■ Provided passage:
>>>
In [13]:
from functools import partial
import math
import time
import os
import json

import jax
import jax.numpy as jnp
import numpy as np
import optax

from tqdm import tqdm

import matplotlib.pyplot as plt

In [2]:
RNG_SEED = 1234
TRAIN_EPOCHS = 1000
ODE_STEPS = 20           # explicit Euler steps -> step size = 1/ODE_STEPS
LEAKY_ALPHA = 0.01
LR_MAX = 1e-3
LR_MIN = 1e-5
CYCLE_LENGTH = 200       # epochs per cosine cycle for cyclic LR
TEST_POINTS = 1000
BATCH_SIZE = None        # None -> full-batch for small N
RESULTS_DIR = "results_neural_ode_experiment"
os.makedirs(RESULTS_DIR, exist_ok=True)

# Grids for experiments (paper):
TRAIN_SIZES = [10, 50, 100, 500, 1000]
HS = [5, 10, 50, 100]

### Utils

In [15]:
def target_fn(x):
    return jnp.sin(10.0 * x) + x

key = jax.random.PRNGKey(RNG_SEED)
<<<
■ Data for processing:
>>>
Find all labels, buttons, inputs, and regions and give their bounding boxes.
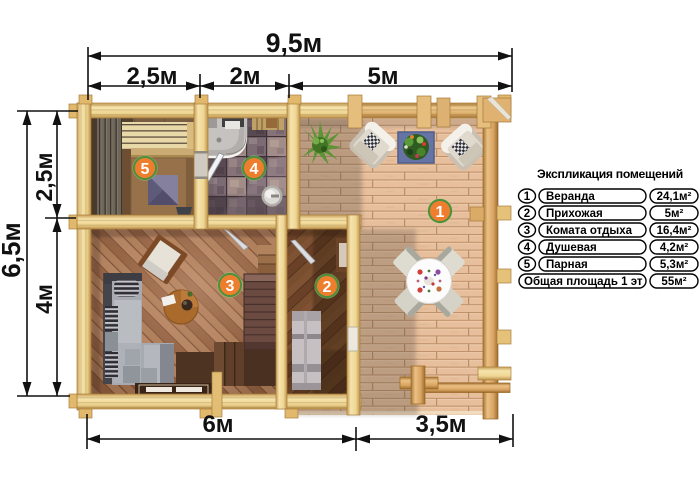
svg-text:55м²: 55м² — [661, 276, 686, 288]
svg-text:6,5м: 6,5м — [0, 222, 26, 277]
svg-text:5,3м²: 5,3м² — [660, 259, 688, 271]
svg-text:Веранда: Веранда — [546, 191, 595, 203]
svg-text:1: 1 — [436, 204, 445, 221]
svg-text:1: 1 — [524, 191, 531, 203]
svg-text:5м²: 5м² — [665, 208, 684, 220]
svg-text:2: 2 — [524, 208, 530, 220]
svg-text:6м: 6м — [202, 411, 233, 438]
svg-text:5: 5 — [141, 161, 150, 178]
svg-text:4м: 4м — [31, 284, 57, 314]
svg-text:2,5м: 2,5м — [31, 153, 57, 202]
svg-text:2: 2 — [323, 279, 332, 296]
svg-text:16,4м²: 16,4м² — [657, 225, 692, 237]
svg-text:Душевая: Душевая — [546, 242, 597, 254]
svg-text:3,5м: 3,5м — [415, 411, 466, 438]
svg-text:3: 3 — [226, 278, 235, 295]
svg-text:Экспликация помещений: Экспликация помещений — [537, 167, 683, 181]
svg-text:5м: 5м — [367, 63, 398, 90]
svg-text:9,5м: 9,5м — [266, 28, 322, 58]
svg-text:4: 4 — [524, 242, 531, 254]
svg-text:Парная: Парная — [546, 259, 588, 271]
svg-text:5: 5 — [524, 259, 531, 271]
svg-text:24,1м²: 24,1м² — [657, 191, 692, 203]
svg-text:3: 3 — [524, 225, 530, 237]
svg-text:Общая площадь 1 эт: Общая площадь 1 эт — [524, 276, 643, 288]
svg-text:Прихожая: Прихожая — [546, 208, 603, 220]
svg-text:2м: 2м — [229, 63, 260, 90]
svg-text:2,5м: 2,5м — [126, 63, 177, 90]
svg-text:Комата отдыха: Комата отдыха — [546, 225, 633, 237]
svg-text:4: 4 — [250, 161, 259, 178]
svg-text:4,2м²: 4,2м² — [660, 242, 688, 254]
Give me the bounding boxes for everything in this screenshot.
<<<
■ Parts of the exercise:
(a) Answer the following questions using the code listing.
(i) What value is assigned to TRAIN_EPOCHS?
(ii) According to its comment, what does CYCLE_LENGTH represent?
(iii) What expression does target_fn return?
(b) From the entries, quote the lines from the line containing "svg-text:55м²: 55м² — [661, 276, 686, 288]" up to and including the last line of the entries.

■ Solutions to each task:
(a)
(i) 1000
(ii) Epochs per cosine cycle for cyclic LR
(iii) jnp.sin(10.0 * x) + x

(b)
svg-text:55м²: 55м² — [661, 276, 686, 288]
svg-text:6,5м: 6,5м — [0, 222, 26, 277]
svg-text:5,3м²: 5,3м² — [660, 259, 688, 271]
svg-text:Веранда: Веранда — [546, 191, 595, 203]
svg-text:1: 1 — [436, 204, 445, 221]
svg-text:1: 1 — [524, 191, 531, 203]
svg-text:5м²: 5м² — [665, 208, 684, 220]
svg-text:2: 2 — [524, 208, 530, 220]
svg-text:6м: 6м — [202, 411, 233, 438]
svg-text:5: 5 — [141, 161, 150, 178]
svg-text:4м: 4м — [31, 284, 57, 314]
svg-text:2,5м: 2,5м — [31, 153, 57, 202]
svg-text:2: 2 — [323, 279, 332, 296]
svg-text:16,4м²: 16,4м² — [657, 225, 692, 237]
svg-text:Душевая: Душевая — [546, 242, 597, 254]
svg-text:3,5м: 3,5м — [415, 411, 466, 438]
svg-text:3: 3 — [226, 278, 235, 295]
svg-text:Экспликация помещений: Экспликация помещений — [537, 167, 683, 181]
svg-text:5м: 5м — [367, 63, 398, 90]
svg-text:9,5м: 9,5м — [266, 28, 322, 58]
svg-text:4: 4 — [524, 242, 531, 254]
svg-text:Парная: Парная — [546, 259, 588, 271]
svg-text:5: 5 — [524, 259, 531, 271]
svg-text:24,1м²: 24,1м² — [657, 191, 692, 203]
svg-text:3: 3 — [524, 225, 530, 237]
svg-text:Общая площадь 1 эт: Общая площадь 1 эт — [524, 276, 643, 288]
svg-text:Прихожая: Прихожая — [546, 208, 603, 220]
svg-text:2м: 2м — [229, 63, 260, 90]
svg-text:2,5м: 2,5м — [126, 63, 177, 90]
svg-text:Комата отдыха: Комата отдыха — [546, 225, 633, 237]
svg-text:4: 4 — [250, 161, 259, 178]
svg-text:4,2м²: 4,2м² — [660, 242, 688, 254]
Give me the bounding boxes for everything in this screenshot.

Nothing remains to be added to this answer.